_Task requirements:_
Every entry below must be transcribed word for word, and the images must be left out.

_Source material:_

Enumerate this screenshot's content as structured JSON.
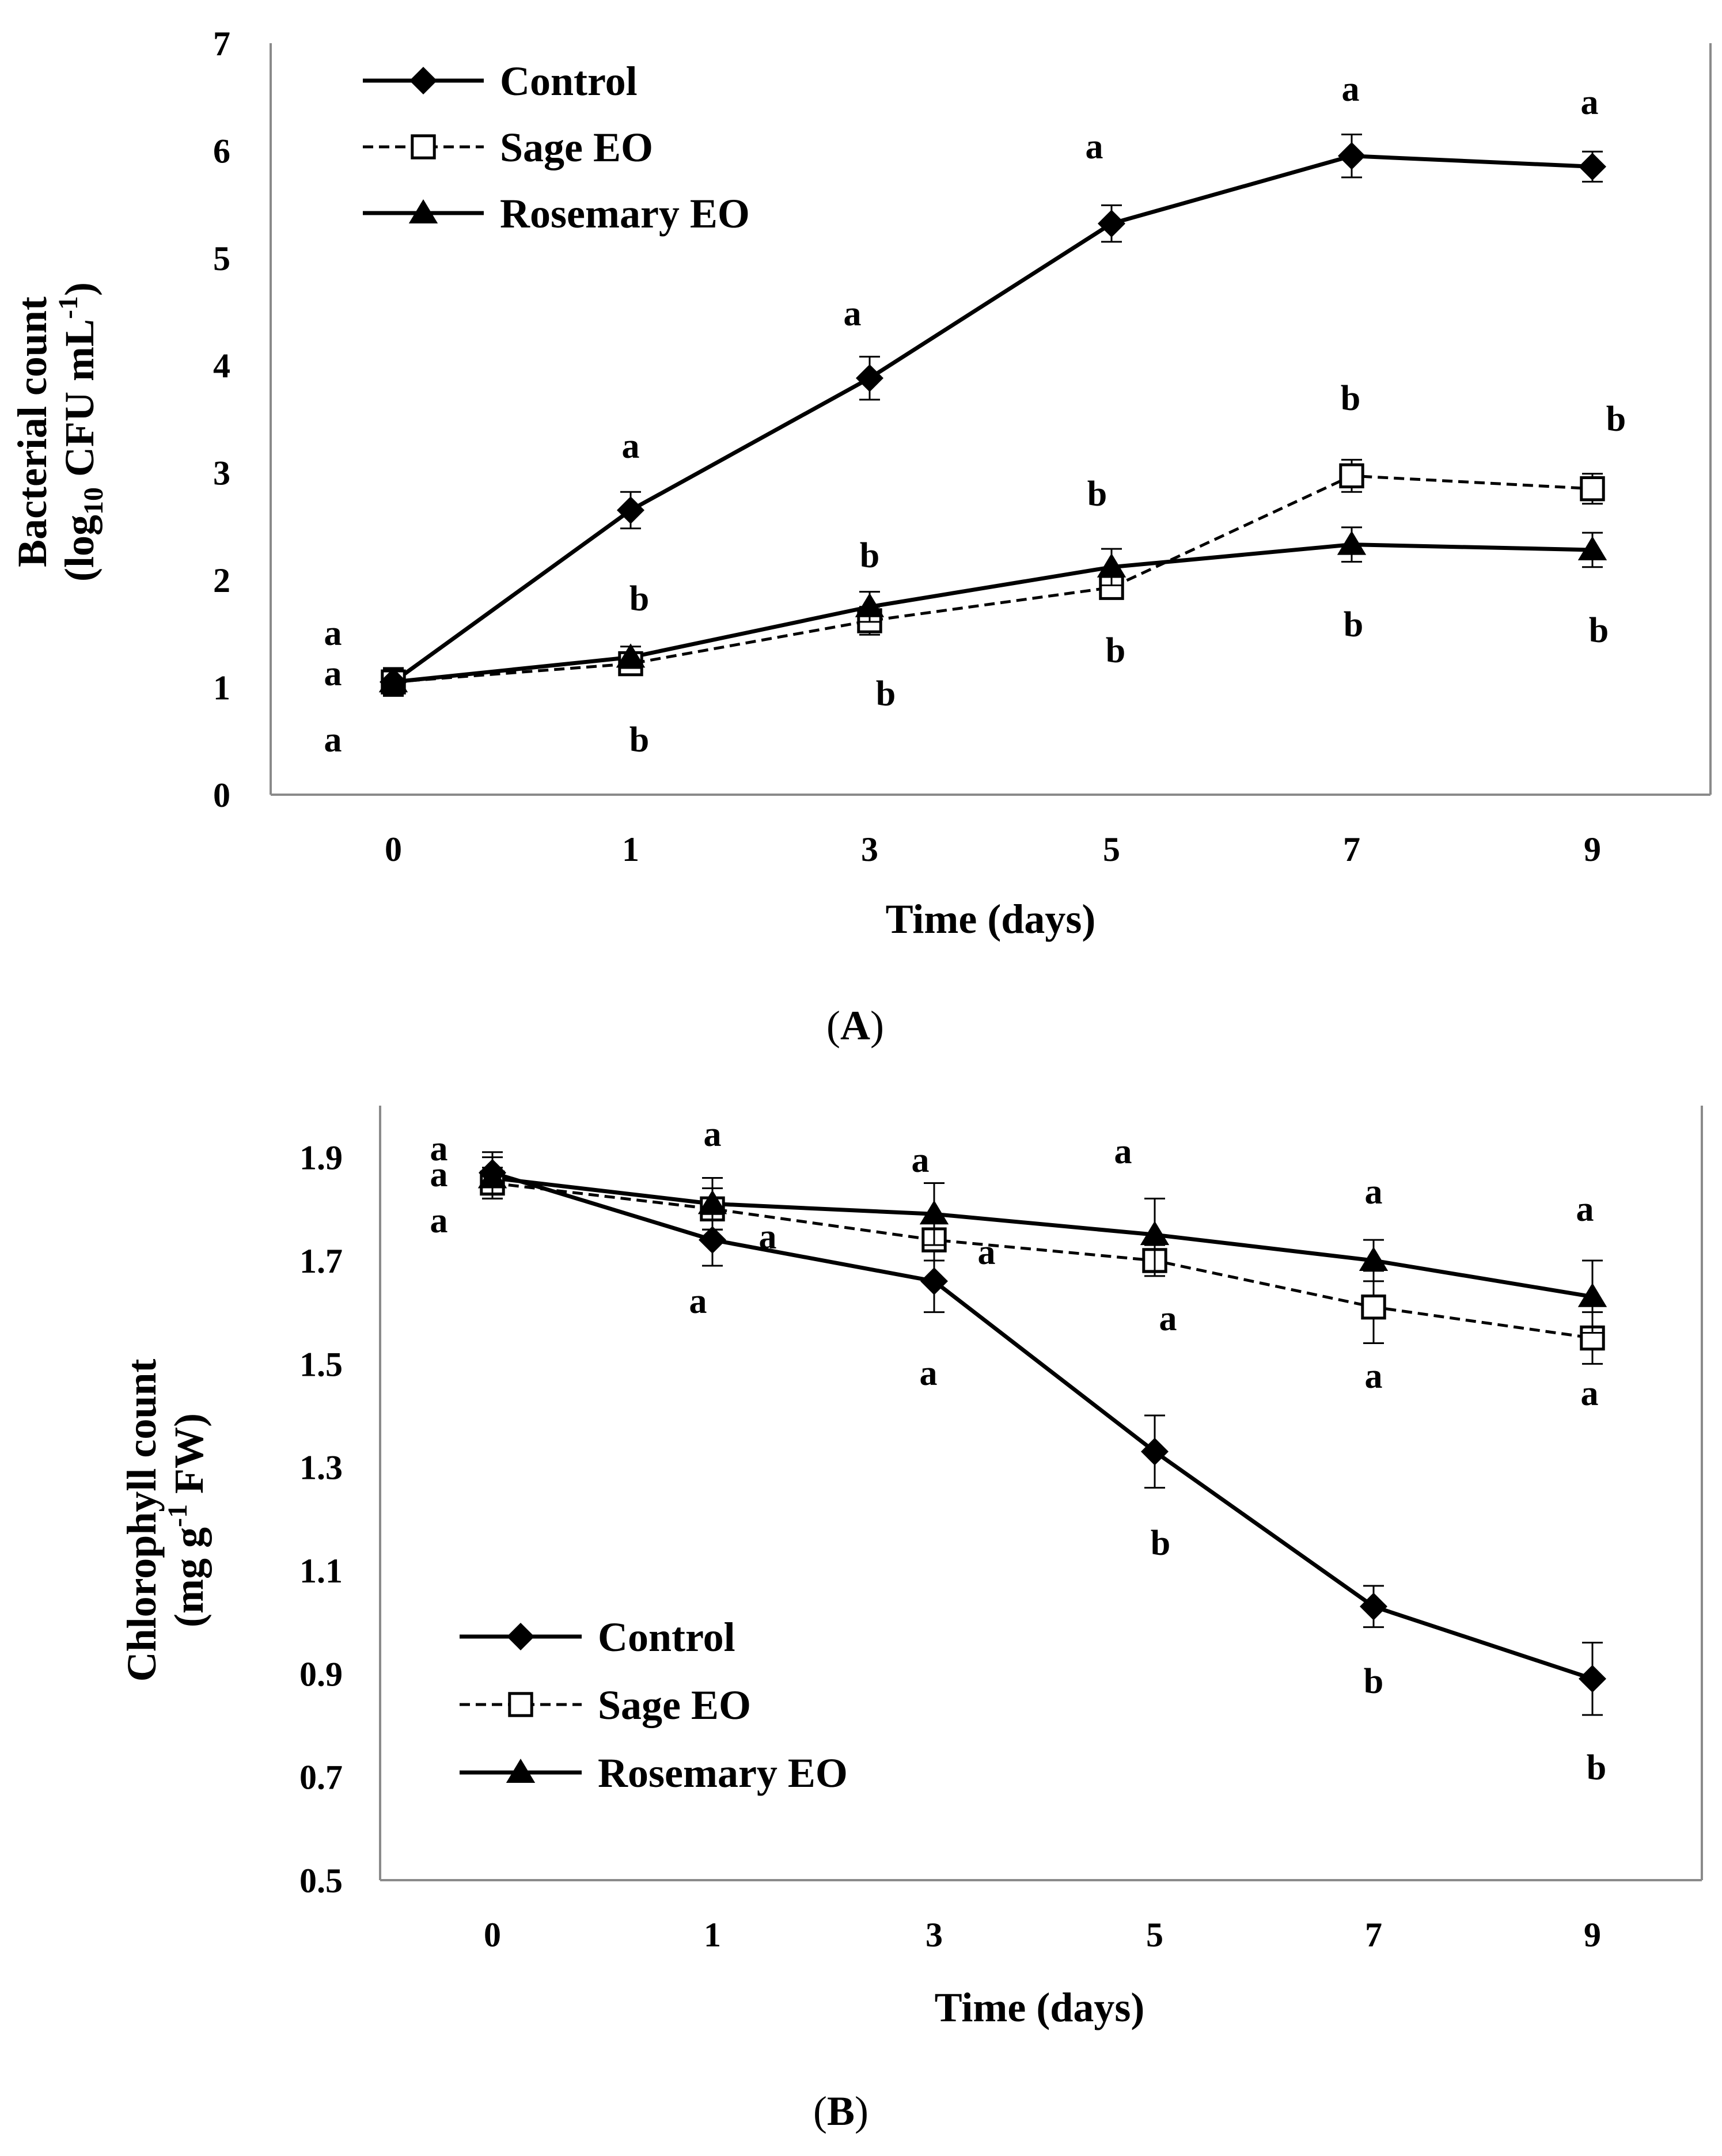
{
  "charts": [
    {
      "id": "A",
      "panel_label": {
        "pre": "(",
        "letter": "A",
        "post": ")"
      },
      "xlabel": "Time (days)",
      "ylabel_line1": "Bacterial count",
      "ylabel_line2": {
        "pre": "(log",
        "sub": "10",
        "mid": " CFU mL",
        "sup": "-1",
        "post": ")"
      },
      "legend_position": "top-left"
    },
    {
      "id": "B",
      "panel_label": {
        "pre": "(",
        "letter": "B",
        "post": ")"
      },
      "xlabel": "Time (days)",
      "ylabel_line1": "Chlorophyll count",
      "ylabel_line2": {
        "pre": "(mg g",
        "sup": "-1",
        "post": " FW)"
      },
      "legend_position": "bottom-left"
    }
  ],
  "chart_data": [
    {
      "type": "line",
      "x": [
        "0",
        "1",
        "3",
        "5",
        "7",
        "9"
      ],
      "ylim": [
        0,
        7
      ],
      "yticks": [
        "0",
        "1",
        "2",
        "3",
        "4",
        "5",
        "6",
        "7"
      ],
      "grid": false,
      "series": [
        {
          "name": "Control",
          "marker": "diamond",
          "dash": "solid",
          "values": [
            1.05,
            2.65,
            3.88,
            5.32,
            5.95,
            5.85
          ],
          "errors": [
            0.13,
            0.17,
            0.2,
            0.17,
            0.2,
            0.14
          ],
          "letters": [
            "a",
            "a",
            "a",
            "a",
            "a",
            "a"
          ]
        },
        {
          "name": "Sage EO",
          "marker": "open-square",
          "dash": "dashed",
          "values": [
            1.05,
            1.22,
            1.62,
            1.93,
            2.97,
            2.85
          ],
          "errors": [
            0.12,
            0.1,
            0.13,
            0.1,
            0.15,
            0.14
          ],
          "letters": [
            "a",
            "b",
            "b",
            "b",
            "b",
            "b"
          ]
        },
        {
          "name": "Rosemary EO",
          "marker": "triangle",
          "dash": "solid",
          "values": [
            1.05,
            1.28,
            1.75,
            2.12,
            2.33,
            2.28
          ],
          "errors": [
            0.12,
            0.1,
            0.14,
            0.17,
            0.16,
            0.16
          ],
          "letters": [
            "a",
            "b",
            "b",
            "b",
            "b",
            "b"
          ]
        }
      ]
    },
    {
      "type": "line",
      "x": [
        "0",
        "1",
        "3",
        "5",
        "7",
        "9"
      ],
      "ylim": [
        0.5,
        2.0
      ],
      "yticks": [
        "0.5",
        "0.7",
        "0.9",
        "1.1",
        "1.3",
        "1.5",
        "1.7",
        "1.9"
      ],
      "grid": false,
      "series": [
        {
          "name": "Control",
          "marker": "diamond",
          "dash": "solid",
          "values": [
            1.87,
            1.74,
            1.66,
            1.33,
            1.03,
            0.89
          ],
          "errors": [
            0.04,
            0.05,
            0.06,
            0.07,
            0.04,
            0.07
          ],
          "letters": [
            "a",
            "a",
            "a",
            "b",
            "b",
            "b"
          ]
        },
        {
          "name": "Sage EO",
          "marker": "open-square",
          "dash": "dashed",
          "values": [
            1.85,
            1.8,
            1.74,
            1.7,
            1.61,
            1.55
          ],
          "errors": [
            0.03,
            0.04,
            0.04,
            0.03,
            0.07,
            0.05
          ],
          "letters": [
            "a",
            "a",
            "a",
            "a",
            "a",
            "a"
          ]
        },
        {
          "name": "Rosemary EO",
          "marker": "triangle",
          "dash": "solid",
          "values": [
            1.86,
            1.81,
            1.79,
            1.75,
            1.7,
            1.63
          ],
          "errors": [
            0.04,
            0.05,
            0.06,
            0.07,
            0.04,
            0.07
          ],
          "letters": [
            "a",
            "a",
            "a",
            "a",
            "a",
            "a"
          ]
        }
      ]
    }
  ]
}
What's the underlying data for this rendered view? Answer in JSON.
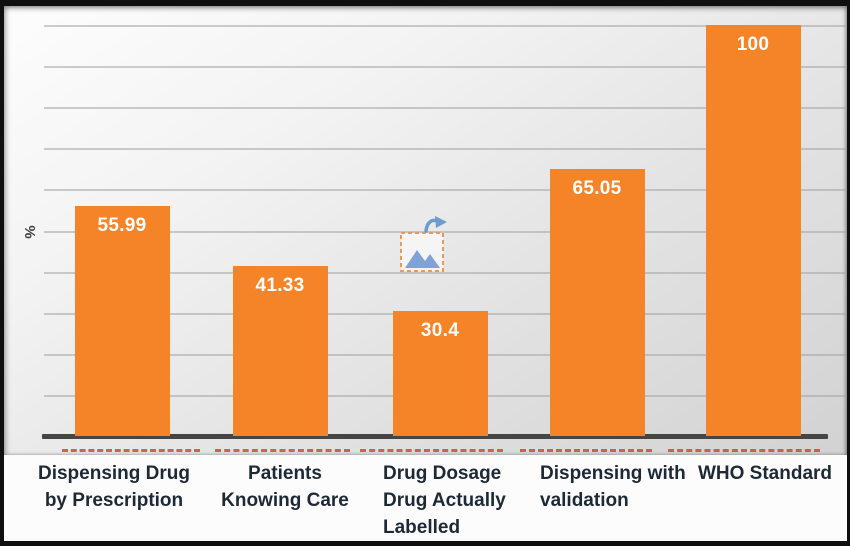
{
  "chart_data": {
    "type": "bar",
    "title": "",
    "xlabel": "",
    "ylabel": "%",
    "categories": [
      [
        "Dispensing Drug",
        "by Prescription"
      ],
      [
        "Patients",
        "Knowing Care"
      ],
      [
        "Drug Dosage",
        "Drug Actually",
        "Labelled"
      ],
      [
        "Dispensing with",
        "validation"
      ],
      [
        "WHO Standard"
      ]
    ],
    "values": [
      55.99,
      41.33,
      30.4,
      65.05,
      100
    ],
    "value_labels": [
      "55.99",
      "41.33",
      "30.4",
      "65.05",
      "100"
    ],
    "ylim": [
      0,
      100
    ],
    "gridline_step": 10,
    "grid": "horizontal",
    "legend": "none",
    "value_labels_position": "inside-top"
  },
  "colors": {
    "bar": "#f58428",
    "value_label": "#ffffff",
    "category_label": "#1e2936",
    "axis_line": "#454545",
    "gridline": "#a4a4a4",
    "red_dash_marks": "#c05039",
    "placeholder_blue": "#6f9bd1",
    "placeholder_border_orange": "#e49b5f",
    "frame": "#0f0f0f"
  },
  "icons": {
    "image_placeholder": "broken-linked-image-placeholder-with-refresh-arrow"
  }
}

_Written answer:_
Enumerate this screenshot's content as structured JSON.
{
  "charts": [
    {
      "id": "A",
      "panel_label": {
        "pre": "(",
        "letter": "A",
        "post": ")"
      },
      "xlabel": "Time (days)",
      "ylabel_line1": "Bacterial count",
      "ylabel_line2": {
        "pre": "(log",
        "sub": "10",
        "mid": " CFU mL",
        "sup": "-1",
        "post": ")"
      },
      "legend_position": "top-left"
    },
    {
      "id": "B",
      "panel_label": {
        "pre": "(",
        "letter": "B",
        "post": ")"
      },
      "xlabel": "Time (days)",
      "ylabel_line1": "Chlorophyll count",
      "ylabel_line2": {
        "pre": "(mg g",
        "sup": "-1",
        "post": " FW)"
      },
      "legend_position": "bottom-left"
    }
  ],
  "chart_data": [
    {
      "type": "line",
      "x": [
        "0",
        "1",
        "3",
        "5",
        "7",
        "9"
      ],
      "ylim": [
        0,
        7
      ],
      "yticks": [
        "0",
        "1",
        "2",
        "3",
        "4",
        "5",
        "6",
        "7"
      ],
      "grid": false,
      "series": [
        {
          "name": "Control",
          "marker": "diamond",
          "dash": "solid",
          "values": [
            1.05,
            2.65,
            3.88,
            5.32,
            5.95,
            5.85
          ],
          "errors": [
            0.13,
            0.17,
            0.2,
            0.17,
            0.2,
            0.14
          ],
          "letters": [
            "a",
            "a",
            "a",
            "a",
            "a",
            "a"
          ]
        },
        {
          "name": "Sage EO",
          "marker": "open-square",
          "dash": "dashed",
          "values": [
            1.05,
            1.22,
            1.62,
            1.93,
            2.97,
            2.85
          ],
          "errors": [
            0.12,
            0.1,
            0.13,
            0.1,
            0.15,
            0.14
          ],
          "letters": [
            "a",
            "b",
            "b",
            "b",
            "b",
            "b"
          ]
        },
        {
          "name": "Rosemary EO",
          "marker": "triangle",
          "dash": "solid",
          "values": [
            1.05,
            1.28,
            1.75,
            2.12,
            2.33,
            2.28
          ],
          "errors": [
            0.12,
            0.1,
            0.14,
            0.17,
            0.16,
            0.16
          ],
          "letters": [
            "a",
            "b",
            "b",
            "b",
            "b",
            "b"
          ]
        }
      ]
    },
    {
      "type": "line",
      "x": [
        "0",
        "1",
        "3",
        "5",
        "7",
        "9"
      ],
      "ylim": [
        0.5,
        2.0
      ],
      "yticks": [
        "0.5",
        "0.7",
        "0.9",
        "1.1",
        "1.3",
        "1.5",
        "1.7",
        "1.9"
      ],
      "grid": false,
      "series": [
        {
          "name": "Control",
          "marker": "diamond",
          "dash": "solid",
          "values": [
            1.87,
            1.74,
            1.66,
            1.33,
            1.03,
            0.89
          ],
          "errors": [
            0.04,
            0.05,
            0.06,
            0.07,
            0.04,
            0.07
          ],
          "letters": [
            "a",
            "a",
            "a",
            "b",
            "b",
            "b"
          ]
        },
        {
          "name": "Sage EO",
          "marker": "open-square",
          "dash": "dashed",
          "values": [
            1.85,
            1.8,
            1.74,
            1.7,
            1.61,
            1.55
          ],
          "errors": [
            0.03,
            0.04,
            0.04,
            0.03,
            0.07,
            0.05
          ],
          "letters": [
            "a",
            "a",
            "a",
            "a",
            "a",
            "a"
          ]
        },
        {
          "name": "Rosemary EO",
          "marker": "triangle",
          "dash": "solid",
          "values": [
            1.86,
            1.81,
            1.79,
            1.75,
            1.7,
            1.63
          ],
          "errors": [
            0.04,
            0.05,
            0.06,
            0.07,
            0.04,
            0.07
          ],
          "letters": [
            "a",
            "a",
            "a",
            "a",
            "a",
            "a"
          ]
        }
      ]
    }
  ]
}
What's the underlying data for this rendered view? Answer in JSON.
{
  "chart_data": {
    "type": "bar",
    "title": "",
    "xlabel": "",
    "ylabel": "%",
    "categories": [
      [
        "Dispensing Drug",
        "by Prescription"
      ],
      [
        "Patients",
        "Knowing Care"
      ],
      [
        "Drug Dosage",
        "Drug Actually",
        "Labelled"
      ],
      [
        "Dispensing with",
        "validation"
      ],
      [
        "WHO Standard"
      ]
    ],
    "values": [
      55.99,
      41.33,
      30.4,
      65.05,
      100
    ],
    "value_labels": [
      "55.99",
      "41.33",
      "30.4",
      "65.05",
      "100"
    ],
    "ylim": [
      0,
      100
    ],
    "gridline_step": 10,
    "grid": "horizontal",
    "legend": "none",
    "value_labels_position": "inside-top"
  },
  "colors": {
    "bar": "#f58428",
    "value_label": "#ffffff",
    "category_label": "#1e2936",
    "axis_line": "#454545",
    "gridline": "#a4a4a4",
    "red_dash_marks": "#c05039",
    "placeholder_blue": "#6f9bd1",
    "placeholder_border_orange": "#e49b5f",
    "frame": "#0f0f0f"
  },
  "icons": {
    "image_placeholder": "broken-linked-image-placeholder-with-refresh-arrow"
  }
}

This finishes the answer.